• [Short exercise]: Do not include the pictures; repeat the rest of the data exactly.

Begin Listed entries

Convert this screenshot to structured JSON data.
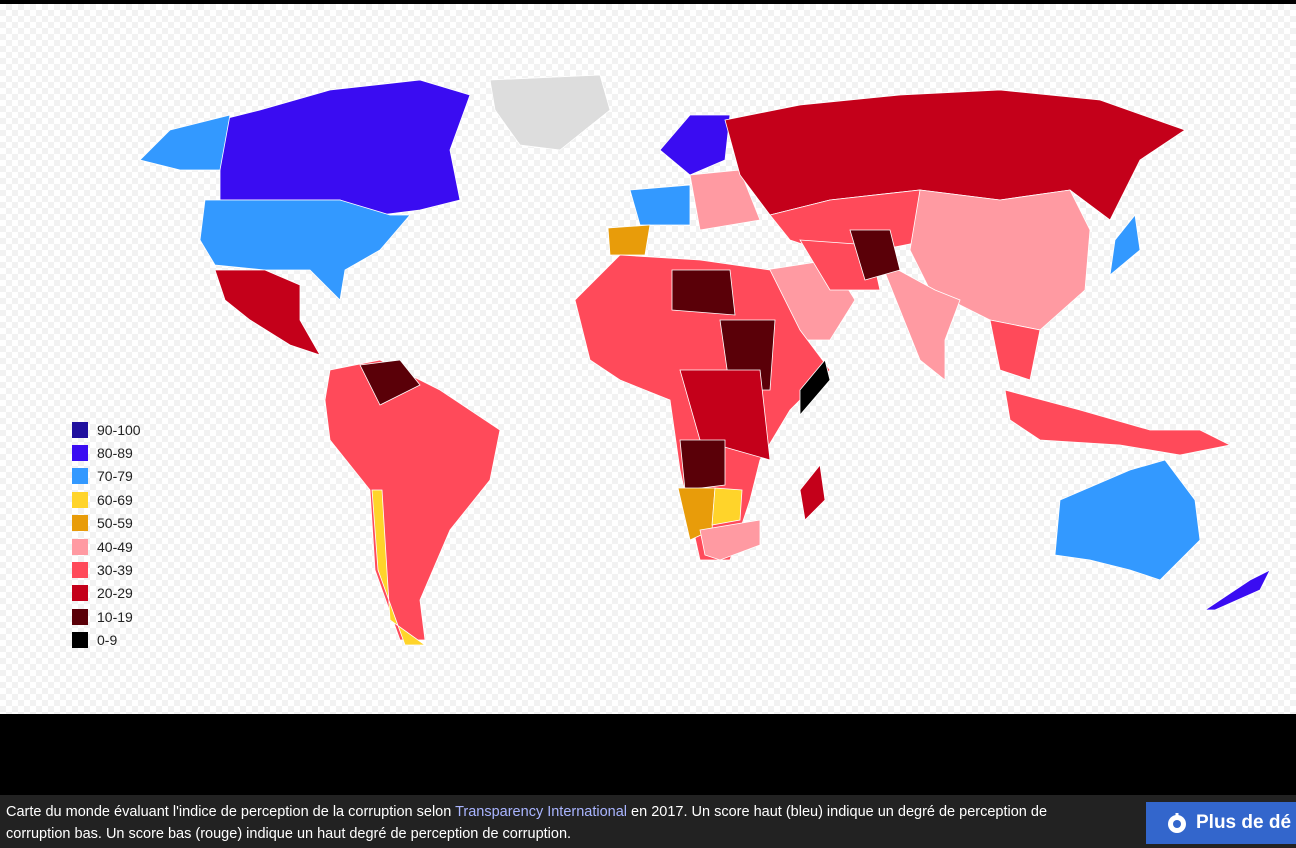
{
  "legend": {
    "items": [
      {
        "label": "90-100",
        "color": "#1f0f9e"
      },
      {
        "label": "80-89",
        "color": "#3a0cf2"
      },
      {
        "label": "70-79",
        "color": "#3399ff"
      },
      {
        "label": "60-69",
        "color": "#ffd42a"
      },
      {
        "label": "50-59",
        "color": "#e89c0a"
      },
      {
        "label": "40-49",
        "color": "#ff9aa2"
      },
      {
        "label": "30-39",
        "color": "#ff4a5a"
      },
      {
        "label": "20-29",
        "color": "#c4001a"
      },
      {
        "label": "10-19",
        "color": "#5a0008"
      },
      {
        "label": "0-9",
        "color": "#000000"
      }
    ]
  },
  "caption": {
    "before": "Carte du monde évaluant l'indice de perception de la corruption selon ",
    "link": "Transparency International",
    "after": " en 2017. Un score haut (bleu) indique un degré de perception de corruption bas. Un score bas (rouge) indique un haut degré de perception de corruption."
  },
  "button": {
    "label": "Plus de dé"
  }
}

End Listed entries

• [Result of the exercise]:
Convert this screenshot to structured JSON data.
{
  "legend": {
    "items": [
      {
        "label": "90-100",
        "color": "#1f0f9e"
      },
      {
        "label": "80-89",
        "color": "#3a0cf2"
      },
      {
        "label": "70-79",
        "color": "#3399ff"
      },
      {
        "label": "60-69",
        "color": "#ffd42a"
      },
      {
        "label": "50-59",
        "color": "#e89c0a"
      },
      {
        "label": "40-49",
        "color": "#ff9aa2"
      },
      {
        "label": "30-39",
        "color": "#ff4a5a"
      },
      {
        "label": "20-29",
        "color": "#c4001a"
      },
      {
        "label": "10-19",
        "color": "#5a0008"
      },
      {
        "label": "0-9",
        "color": "#000000"
      }
    ]
  },
  "caption": {
    "before": "Carte du monde évaluant l'indice de perception de la corruption selon ",
    "link": "Transparency International",
    "after": " en 2017. Un score haut (bleu) indique un degré de perception de corruption bas. Un score bas (rouge) indique un haut degré de perception de corruption."
  },
  "button": {
    "label": "Plus de dé"
  }
}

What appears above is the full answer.